▶ **What to work on**:
1: According to the passage on Kinect-based face reconstruction, how many key facial feature landmarks were obtained?
2: Pick up the passage on Kinect-based face reconstruction after its last sentence and continue it.

▶ **Source document**:
----

In summary, model-based methods that use RGB information tend to produce results that are too smooth. The depth frame that is efficiently captured by the low-cost device Kinect contains more information. However, the low precision and weak anti-interference ability of Kinect does not meet the requirements of detailed facial expressions. The purpose of this paper is to generate high-quality face models efficiently and at a low cost while restoring as many different shapes and details of human faces as possible.

Our scheme is shown in Figure 1. With the acquired data from Kinect, we used face recognition and landmark detection to extract the face region and obtained 68 key facial feature landmarks. Then, we utilized the landmarks to distinguish a number of facial feature regions, which were then mapped to the 3D face point cloud. Based on the different characteristics of the region’s point cloud, various optimization strategies were applied. The proposed algorithm allowed us to improve the quality of face reconstruction with a low-cost and highly efficient method.

----

▶ **Listed entries**:
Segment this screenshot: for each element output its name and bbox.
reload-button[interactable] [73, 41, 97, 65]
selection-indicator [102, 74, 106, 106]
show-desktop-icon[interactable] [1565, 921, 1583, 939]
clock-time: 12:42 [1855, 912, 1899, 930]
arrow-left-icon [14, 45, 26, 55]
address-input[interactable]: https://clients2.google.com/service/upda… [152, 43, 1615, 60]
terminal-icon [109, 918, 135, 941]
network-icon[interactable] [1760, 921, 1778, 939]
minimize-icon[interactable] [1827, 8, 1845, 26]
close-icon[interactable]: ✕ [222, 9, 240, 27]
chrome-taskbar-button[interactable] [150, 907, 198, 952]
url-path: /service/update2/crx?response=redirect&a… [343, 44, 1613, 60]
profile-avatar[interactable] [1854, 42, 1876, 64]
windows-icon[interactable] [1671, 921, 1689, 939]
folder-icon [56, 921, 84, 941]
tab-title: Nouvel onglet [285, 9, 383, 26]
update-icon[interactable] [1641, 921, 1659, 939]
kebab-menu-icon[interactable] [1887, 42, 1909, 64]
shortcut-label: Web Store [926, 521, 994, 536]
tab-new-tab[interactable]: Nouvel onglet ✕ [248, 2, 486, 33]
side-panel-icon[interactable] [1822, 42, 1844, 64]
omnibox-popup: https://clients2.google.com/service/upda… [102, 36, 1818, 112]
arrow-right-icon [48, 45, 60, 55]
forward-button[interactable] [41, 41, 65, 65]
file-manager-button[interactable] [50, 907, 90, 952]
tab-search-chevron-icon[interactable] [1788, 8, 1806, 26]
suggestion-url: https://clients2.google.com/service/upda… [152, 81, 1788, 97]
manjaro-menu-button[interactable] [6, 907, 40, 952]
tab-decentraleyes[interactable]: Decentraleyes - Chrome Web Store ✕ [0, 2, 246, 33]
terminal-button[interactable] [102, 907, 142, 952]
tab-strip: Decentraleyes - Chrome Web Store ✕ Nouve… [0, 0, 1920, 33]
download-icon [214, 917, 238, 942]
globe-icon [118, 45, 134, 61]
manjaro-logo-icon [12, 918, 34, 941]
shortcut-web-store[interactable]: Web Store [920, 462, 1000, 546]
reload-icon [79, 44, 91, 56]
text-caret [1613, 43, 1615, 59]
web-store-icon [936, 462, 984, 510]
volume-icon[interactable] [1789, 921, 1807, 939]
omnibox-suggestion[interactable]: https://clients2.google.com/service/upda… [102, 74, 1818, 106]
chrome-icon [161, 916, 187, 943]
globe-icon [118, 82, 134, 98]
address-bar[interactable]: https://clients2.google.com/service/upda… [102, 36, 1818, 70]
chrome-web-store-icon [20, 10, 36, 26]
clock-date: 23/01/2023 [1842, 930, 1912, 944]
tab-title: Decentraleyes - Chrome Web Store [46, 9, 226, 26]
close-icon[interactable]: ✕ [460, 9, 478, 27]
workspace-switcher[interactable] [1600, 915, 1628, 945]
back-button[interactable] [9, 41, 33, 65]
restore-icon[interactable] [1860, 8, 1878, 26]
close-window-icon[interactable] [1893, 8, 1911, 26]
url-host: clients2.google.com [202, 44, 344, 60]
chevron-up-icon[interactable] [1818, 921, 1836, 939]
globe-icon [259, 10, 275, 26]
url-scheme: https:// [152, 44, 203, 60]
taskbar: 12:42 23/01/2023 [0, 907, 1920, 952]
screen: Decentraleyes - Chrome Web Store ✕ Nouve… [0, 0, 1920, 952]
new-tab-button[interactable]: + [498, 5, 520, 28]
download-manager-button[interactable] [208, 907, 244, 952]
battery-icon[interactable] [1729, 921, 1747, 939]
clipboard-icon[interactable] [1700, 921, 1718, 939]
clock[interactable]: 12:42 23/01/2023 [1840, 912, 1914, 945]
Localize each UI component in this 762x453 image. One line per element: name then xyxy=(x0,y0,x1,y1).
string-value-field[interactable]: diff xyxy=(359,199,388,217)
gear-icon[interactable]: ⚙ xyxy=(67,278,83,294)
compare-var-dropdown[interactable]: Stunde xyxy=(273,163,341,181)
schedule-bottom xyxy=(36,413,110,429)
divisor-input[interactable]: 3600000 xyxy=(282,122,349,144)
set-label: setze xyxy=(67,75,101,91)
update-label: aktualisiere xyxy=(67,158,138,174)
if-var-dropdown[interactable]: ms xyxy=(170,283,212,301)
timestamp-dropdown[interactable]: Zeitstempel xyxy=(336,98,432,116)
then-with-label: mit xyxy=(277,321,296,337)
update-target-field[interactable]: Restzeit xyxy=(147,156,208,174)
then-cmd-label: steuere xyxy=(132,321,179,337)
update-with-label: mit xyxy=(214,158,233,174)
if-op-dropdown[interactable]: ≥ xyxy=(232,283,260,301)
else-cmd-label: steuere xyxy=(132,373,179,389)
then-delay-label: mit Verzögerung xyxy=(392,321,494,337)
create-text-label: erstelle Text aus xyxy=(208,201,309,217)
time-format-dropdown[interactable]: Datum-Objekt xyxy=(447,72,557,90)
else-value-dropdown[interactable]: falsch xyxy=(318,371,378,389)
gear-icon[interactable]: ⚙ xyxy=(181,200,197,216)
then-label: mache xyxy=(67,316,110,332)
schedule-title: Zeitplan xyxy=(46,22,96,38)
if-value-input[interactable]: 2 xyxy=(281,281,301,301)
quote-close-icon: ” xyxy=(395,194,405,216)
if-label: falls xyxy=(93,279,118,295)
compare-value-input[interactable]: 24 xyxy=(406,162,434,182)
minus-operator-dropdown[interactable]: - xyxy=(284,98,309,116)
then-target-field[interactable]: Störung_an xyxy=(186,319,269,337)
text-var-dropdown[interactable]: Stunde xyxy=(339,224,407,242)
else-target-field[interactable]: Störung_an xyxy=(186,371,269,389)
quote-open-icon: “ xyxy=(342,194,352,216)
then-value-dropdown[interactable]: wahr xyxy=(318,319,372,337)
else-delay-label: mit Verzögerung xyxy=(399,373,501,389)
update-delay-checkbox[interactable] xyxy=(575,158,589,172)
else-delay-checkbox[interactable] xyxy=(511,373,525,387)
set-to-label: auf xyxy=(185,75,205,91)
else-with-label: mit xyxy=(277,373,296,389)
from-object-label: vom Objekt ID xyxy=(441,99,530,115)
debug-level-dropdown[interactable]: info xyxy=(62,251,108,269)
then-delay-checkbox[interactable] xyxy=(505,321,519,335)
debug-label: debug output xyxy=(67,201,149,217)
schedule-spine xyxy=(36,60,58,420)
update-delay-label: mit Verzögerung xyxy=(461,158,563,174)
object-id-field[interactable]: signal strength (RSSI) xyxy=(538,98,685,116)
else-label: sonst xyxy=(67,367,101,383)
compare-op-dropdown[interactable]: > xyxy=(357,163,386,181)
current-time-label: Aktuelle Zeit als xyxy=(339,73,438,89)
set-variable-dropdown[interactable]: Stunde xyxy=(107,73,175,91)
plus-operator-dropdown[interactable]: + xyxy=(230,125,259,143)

----

▶ **Exercise answers**:
1: 68

2:
The main contributions of our scheme can be summarized as follows: (i)We propose a face detail optimization method that is guided by key regions from a single RGB-D image to smooth faces while retaining more face details. In addition, the final face model includes texture information(ii)We develop high-precision face models by using optimized algorithms, overcoming the inevitable low-quality problems caused by the low-cost Kinect equipment. Compared with existing methods, our method performs better in terms of both qualitative and quantitative results for seven expressions

The remainder of the paper is organized as follows. First, we summarize the related works in Section 2. Then, we present our 3D face reconstruction scheme in Section 3. After showing the experimental results in Section 4, the conclusions are presented in Section 5.

In this section, we briefly summarize state-of-the-art 3D face reconstruction techniques and Microsoft (MS) Kinect-based research.

2.1. 3D Face Reconstruction

Currently, 3D face reconstruction methods can be classified as active or passive based on the information acquisition mode. For the active mode, depth data are extracted by dedicated scanning instruments, whereas for the passive mode, depth data are learned on 2D information such as videos and pictures.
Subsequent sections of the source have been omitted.